__What to work on__
Render the following material again verbatim, leaving nothing out.

— start Given data —

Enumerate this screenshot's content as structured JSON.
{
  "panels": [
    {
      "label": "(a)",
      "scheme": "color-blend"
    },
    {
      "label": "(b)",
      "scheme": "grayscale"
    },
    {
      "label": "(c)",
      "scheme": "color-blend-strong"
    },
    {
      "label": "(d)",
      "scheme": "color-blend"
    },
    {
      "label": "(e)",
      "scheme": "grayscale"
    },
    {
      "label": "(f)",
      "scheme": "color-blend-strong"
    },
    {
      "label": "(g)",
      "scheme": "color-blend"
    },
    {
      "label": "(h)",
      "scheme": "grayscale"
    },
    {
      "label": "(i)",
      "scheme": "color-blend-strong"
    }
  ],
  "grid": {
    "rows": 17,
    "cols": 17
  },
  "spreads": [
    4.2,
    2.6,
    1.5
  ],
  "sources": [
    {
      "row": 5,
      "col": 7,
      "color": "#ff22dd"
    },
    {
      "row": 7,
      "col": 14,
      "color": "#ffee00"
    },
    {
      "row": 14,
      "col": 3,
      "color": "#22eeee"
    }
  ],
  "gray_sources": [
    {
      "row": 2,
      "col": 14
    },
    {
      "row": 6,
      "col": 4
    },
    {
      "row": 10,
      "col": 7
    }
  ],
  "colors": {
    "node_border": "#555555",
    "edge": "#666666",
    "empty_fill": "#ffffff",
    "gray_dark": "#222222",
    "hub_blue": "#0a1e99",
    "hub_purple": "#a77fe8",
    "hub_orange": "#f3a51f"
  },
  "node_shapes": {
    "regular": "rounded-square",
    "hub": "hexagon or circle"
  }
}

— end Given data —

__Worked solution__
Enumerate this screenshot's content as structured JSON.
{
  "panels": [
    {
      "label": "(a)",
      "scheme": "color-blend"
    },
    {
      "label": "(b)",
      "scheme": "grayscale"
    },
    {
      "label": "(c)",
      "scheme": "color-blend-strong"
    },
    {
      "label": "(d)",
      "scheme": "color-blend"
    },
    {
      "label": "(e)",
      "scheme": "grayscale"
    },
    {
      "label": "(f)",
      "scheme": "color-blend-strong"
    },
    {
      "label": "(g)",
      "scheme": "color-blend"
    },
    {
      "label": "(h)",
      "scheme": "grayscale"
    },
    {
      "label": "(i)",
      "scheme": "color-blend-strong"
    }
  ],
  "grid": {
    "rows": 17,
    "cols": 17
  },
  "spreads": [
    4.2,
    2.6,
    1.5
  ],
  "sources": [
    {
      "row": 5,
      "col": 7,
      "color": "#ff22dd"
    },
    {
      "row": 7,
      "col": 14,
      "color": "#ffee00"
    },
    {
      "row": 14,
      "col": 3,
      "color": "#22eeee"
    }
  ],
  "gray_sources": [
    {
      "row": 2,
      "col": 14
    },
    {
      "row": 6,
      "col": 4
    },
    {
      "row": 10,
      "col": 7
    }
  ],
  "colors": {
    "node_border": "#555555",
    "edge": "#666666",
    "empty_fill": "#ffffff",
    "gray_dark": "#222222",
    "hub_blue": "#0a1e99",
    "hub_purple": "#a77fe8",
    "hub_orange": "#f3a51f"
  },
  "node_shapes": {
    "regular": "rounded-square",
    "hub": "hexagon or circle"
  }
}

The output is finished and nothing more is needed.